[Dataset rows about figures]
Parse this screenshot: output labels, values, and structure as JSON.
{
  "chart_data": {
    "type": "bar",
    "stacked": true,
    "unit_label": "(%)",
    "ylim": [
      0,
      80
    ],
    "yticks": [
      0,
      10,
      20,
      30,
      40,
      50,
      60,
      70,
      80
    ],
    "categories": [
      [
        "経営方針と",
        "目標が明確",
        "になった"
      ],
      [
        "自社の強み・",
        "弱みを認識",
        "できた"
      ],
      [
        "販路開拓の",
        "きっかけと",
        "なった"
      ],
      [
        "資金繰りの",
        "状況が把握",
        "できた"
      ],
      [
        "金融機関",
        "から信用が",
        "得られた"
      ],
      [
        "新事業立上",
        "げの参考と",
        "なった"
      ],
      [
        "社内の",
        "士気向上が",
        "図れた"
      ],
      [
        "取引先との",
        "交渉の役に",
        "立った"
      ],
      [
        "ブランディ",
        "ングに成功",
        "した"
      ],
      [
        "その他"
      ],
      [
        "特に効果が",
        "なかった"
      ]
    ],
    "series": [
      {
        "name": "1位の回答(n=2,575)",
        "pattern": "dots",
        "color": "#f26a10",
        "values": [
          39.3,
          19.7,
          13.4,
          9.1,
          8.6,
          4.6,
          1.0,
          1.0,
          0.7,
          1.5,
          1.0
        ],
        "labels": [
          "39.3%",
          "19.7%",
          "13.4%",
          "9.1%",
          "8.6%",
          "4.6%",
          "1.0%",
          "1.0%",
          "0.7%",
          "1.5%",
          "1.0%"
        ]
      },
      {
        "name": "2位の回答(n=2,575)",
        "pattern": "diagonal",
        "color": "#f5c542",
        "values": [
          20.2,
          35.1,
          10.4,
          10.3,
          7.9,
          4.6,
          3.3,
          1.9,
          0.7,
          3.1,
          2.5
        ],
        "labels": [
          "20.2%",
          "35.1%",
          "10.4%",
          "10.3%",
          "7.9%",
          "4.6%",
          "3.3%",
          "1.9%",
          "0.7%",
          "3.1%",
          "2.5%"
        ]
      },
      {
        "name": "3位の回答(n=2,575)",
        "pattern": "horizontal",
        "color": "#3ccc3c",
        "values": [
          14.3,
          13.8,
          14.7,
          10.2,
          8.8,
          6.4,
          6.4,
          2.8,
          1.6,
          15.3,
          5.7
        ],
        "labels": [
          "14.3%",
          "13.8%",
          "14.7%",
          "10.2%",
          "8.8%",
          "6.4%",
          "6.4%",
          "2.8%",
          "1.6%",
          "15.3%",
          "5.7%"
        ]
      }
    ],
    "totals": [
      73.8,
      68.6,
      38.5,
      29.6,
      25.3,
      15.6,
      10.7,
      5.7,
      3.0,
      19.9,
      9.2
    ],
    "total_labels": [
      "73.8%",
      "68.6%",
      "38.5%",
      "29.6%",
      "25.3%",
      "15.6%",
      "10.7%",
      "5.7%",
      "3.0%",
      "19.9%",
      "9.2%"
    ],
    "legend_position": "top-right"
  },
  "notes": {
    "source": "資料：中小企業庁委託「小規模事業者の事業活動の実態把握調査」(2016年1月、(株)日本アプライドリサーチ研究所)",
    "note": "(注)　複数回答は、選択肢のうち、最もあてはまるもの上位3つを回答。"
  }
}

**Problem statement:** Repeat the data in its entirety, character for character.

**Task response:**
Parse this screenshot: output labels, values, and structure as JSON.
{
  "chart_data": {
    "type": "bar",
    "stacked": true,
    "unit_label": "(%)",
    "ylim": [
      0,
      80
    ],
    "yticks": [
      0,
      10,
      20,
      30,
      40,
      50,
      60,
      70,
      80
    ],
    "categories": [
      [
        "経営方針と",
        "目標が明確",
        "になった"
      ],
      [
        "自社の強み・",
        "弱みを認識",
        "できた"
      ],
      [
        "販路開拓の",
        "きっかけと",
        "なった"
      ],
      [
        "資金繰りの",
        "状況が把握",
        "できた"
      ],
      [
        "金融機関",
        "から信用が",
        "得られた"
      ],
      [
        "新事業立上",
        "げの参考と",
        "なった"
      ],
      [
        "社内の",
        "士気向上が",
        "図れた"
      ],
      [
        "取引先との",
        "交渉の役に",
        "立った"
      ],
      [
        "ブランディ",
        "ングに成功",
        "した"
      ],
      [
        "その他"
      ],
      [
        "特に効果が",
        "なかった"
      ]
    ],
    "series": [
      {
        "name": "1位の回答(n=2,575)",
        "pattern": "dots",
        "color": "#f26a10",
        "values": [
          39.3,
          19.7,
          13.4,
          9.1,
          8.6,
          4.6,
          1.0,
          1.0,
          0.7,
          1.5,
          1.0
        ],
        "labels": [
          "39.3%",
          "19.7%",
          "13.4%",
          "9.1%",
          "8.6%",
          "4.6%",
          "1.0%",
          "1.0%",
          "0.7%",
          "1.5%",
          "1.0%"
        ]
      },
      {
        "name": "2位の回答(n=2,575)",
        "pattern": "diagonal",
        "color": "#f5c542",
        "values": [
          20.2,
          35.1,
          10.4,
          10.3,
          7.9,
          4.6,
          3.3,
          1.9,
          0.7,
          3.1,
          2.5
        ],
        "labels": [
          "20.2%",
          "35.1%",
          "10.4%",
          "10.3%",
          "7.9%",
          "4.6%",
          "3.3%",
          "1.9%",
          "0.7%",
          "3.1%",
          "2.5%"
        ]
      },
      {
        "name": "3位の回答(n=2,575)",
        "pattern": "horizontal",
        "color": "#3ccc3c",
        "values": [
          14.3,
          13.8,
          14.7,
          10.2,
          8.8,
          6.4,
          6.4,
          2.8,
          1.6,
          15.3,
          5.7
        ],
        "labels": [
          "14.3%",
          "13.8%",
          "14.7%",
          "10.2%",
          "8.8%",
          "6.4%",
          "6.4%",
          "2.8%",
          "1.6%",
          "15.3%",
          "5.7%"
        ]
      }
    ],
    "totals": [
      73.8,
      68.6,
      38.5,
      29.6,
      25.3,
      15.6,
      10.7,
      5.7,
      3.0,
      19.9,
      9.2
    ],
    "total_labels": [
      "73.8%",
      "68.6%",
      "38.5%",
      "29.6%",
      "25.3%",
      "15.6%",
      "10.7%",
      "5.7%",
      "3.0%",
      "19.9%",
      "9.2%"
    ],
    "legend_position": "top-right"
  },
  "notes": {
    "source": "資料：中小企業庁委託「小規模事業者の事業活動の実態把握調査」(2016年1月、(株)日本アプライドリサーチ研究所)",
    "note": "(注)　複数回答は、選択肢のうち、最もあてはまるもの上位3つを回答。"
  }
}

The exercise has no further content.